## Task prompt:
Pictures should be excluded; otherwise, copy every entry exactly.

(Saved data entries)
start

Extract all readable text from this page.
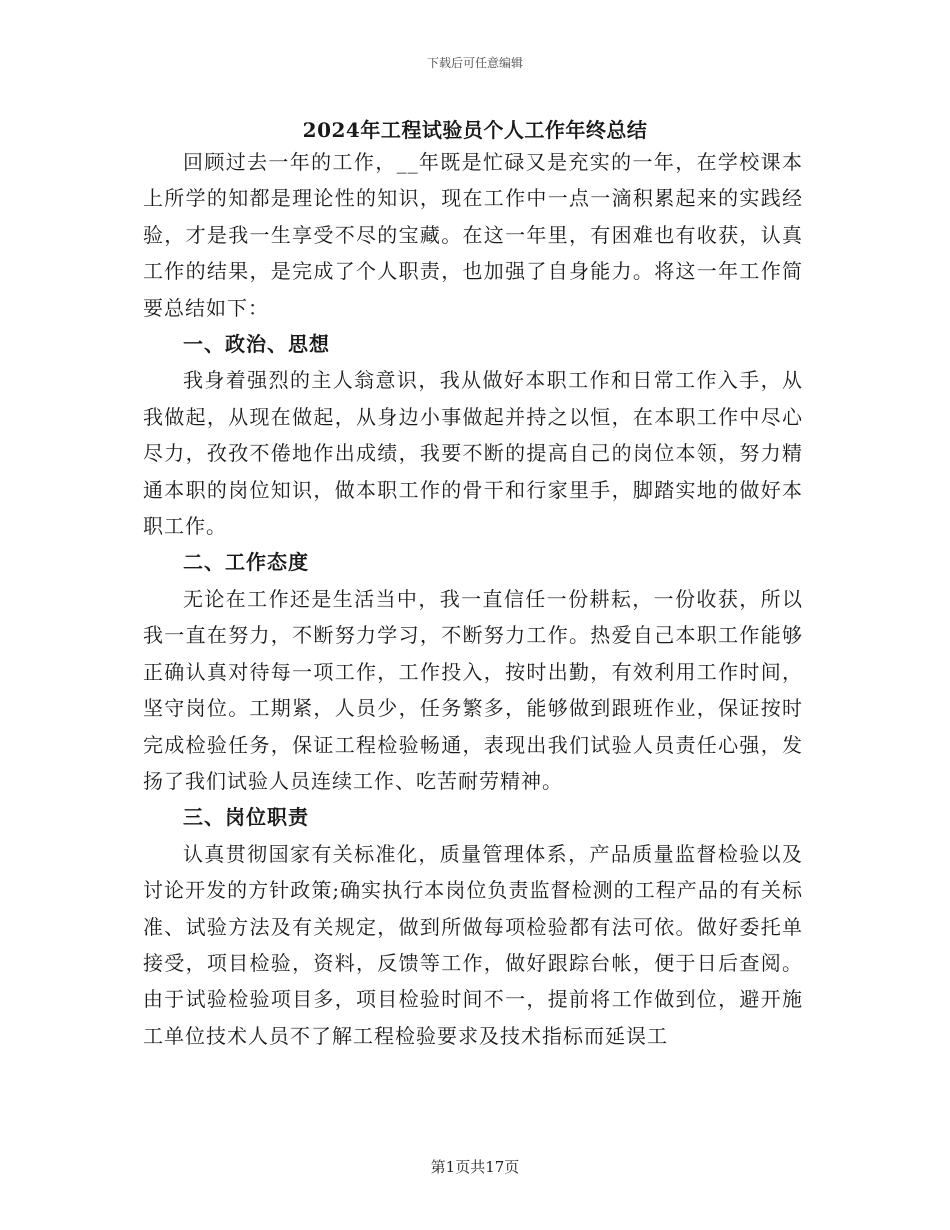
下载后可任意编辑
2024年工程试验员个人工作年终总结

回顾过去一年的工作，__年既是忙碌又是充实的一年，在学校课本上所学的知都是理论性的知识，现在工作中一点一滴积累起来的实践经验，才是我一生享受不尽的宝藏。在这一年里，有困难也有收获，认真工作的结果，是完成了个人职责，也加强了自身能力。将这一年工作简要总结如下：

一、政治、思想

我身着强烈的主人翁意识，我从做好本职工作和日常工作入手，从我做起，从现在做起，从身边小事做起并持之以恒，在本职工作中尽心尽力，孜孜不倦地作出成绩，我要不断的提高自己的岗位本领，努力精通本职的岗位知识，做本职工作的骨干和行家里手，脚踏实地的做好本职工作。

二、工作态度

无论在工作还是生活当中，我一直信任一份耕耘，一份收获，所以我一直在努力，不断努力学习，不断努力工作。热爱自己本职工作能够正确认真对待每一项工作，工作投入，按时出勤，有效利用工作时间，坚守岗位。工期紧，人员少，任务繁多，能够做到跟班作业，保证按时完成检验任务，保证工程检验畅通，表现出我们试验人员责任心强，发扬了我们试验人员连续工作、吃苦耐劳精神。

三、岗位职责

认真贯彻国家有关标准化，质量管理体系，产品质量监督检验以及讨论开发的方针政策;确实执行本岗位负责监督检测的工程产品的有关标准、试验方法及有关规定，做到所做每项检验都有法可依。做好委托单接受，项目检验，资料，反馈等工作，做好跟踪台帐，便于日后查阅。由于试验检验项目多，项目检验时间不一，提前将工作做到位，避开施工单位技术人员不了解工程检验要求及技术指标而延误工

第1页共17页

end

## Final result:
Extract all readable text from this page.
下载后可任意编辑
2024年工程试验员个人工作年终总结

回顾过去一年的工作，__年既是忙碌又是充实的一年，在学校课本上所学的知都是理论性的知识，现在工作中一点一滴积累起来的实践经验，才是我一生享受不尽的宝藏。在这一年里，有困难也有收获，认真工作的结果，是完成了个人职责，也加强了自身能力。将这一年工作简要总结如下：

一、政治、思想

我身着强烈的主人翁意识，我从做好本职工作和日常工作入手，从我做起，从现在做起，从身边小事做起并持之以恒，在本职工作中尽心尽力，孜孜不倦地作出成绩，我要不断的提高自己的岗位本领，努力精通本职的岗位知识，做本职工作的骨干和行家里手，脚踏实地的做好本职工作。

二、工作态度

无论在工作还是生活当中，我一直信任一份耕耘，一份收获，所以我一直在努力，不断努力学习，不断努力工作。热爱自己本职工作能够正确认真对待每一项工作，工作投入，按时出勤，有效利用工作时间，坚守岗位。工期紧，人员少，任务繁多，能够做到跟班作业，保证按时完成检验任务，保证工程检验畅通，表现出我们试验人员责任心强，发扬了我们试验人员连续工作、吃苦耐劳精神。

三、岗位职责

认真贯彻国家有关标准化，质量管理体系，产品质量监督检验以及讨论开发的方针政策;确实执行本岗位负责监督检测的工程产品的有关标准、试验方法及有关规定，做到所做每项检验都有法可依。做好委托单接受，项目检验，资料，反馈等工作，做好跟踪台帐，便于日后查阅。由于试验检验项目多，项目检验时间不一，提前将工作做到位，避开施工单位技术人员不了解工程检验要求及技术指标而延误工

第1页共17页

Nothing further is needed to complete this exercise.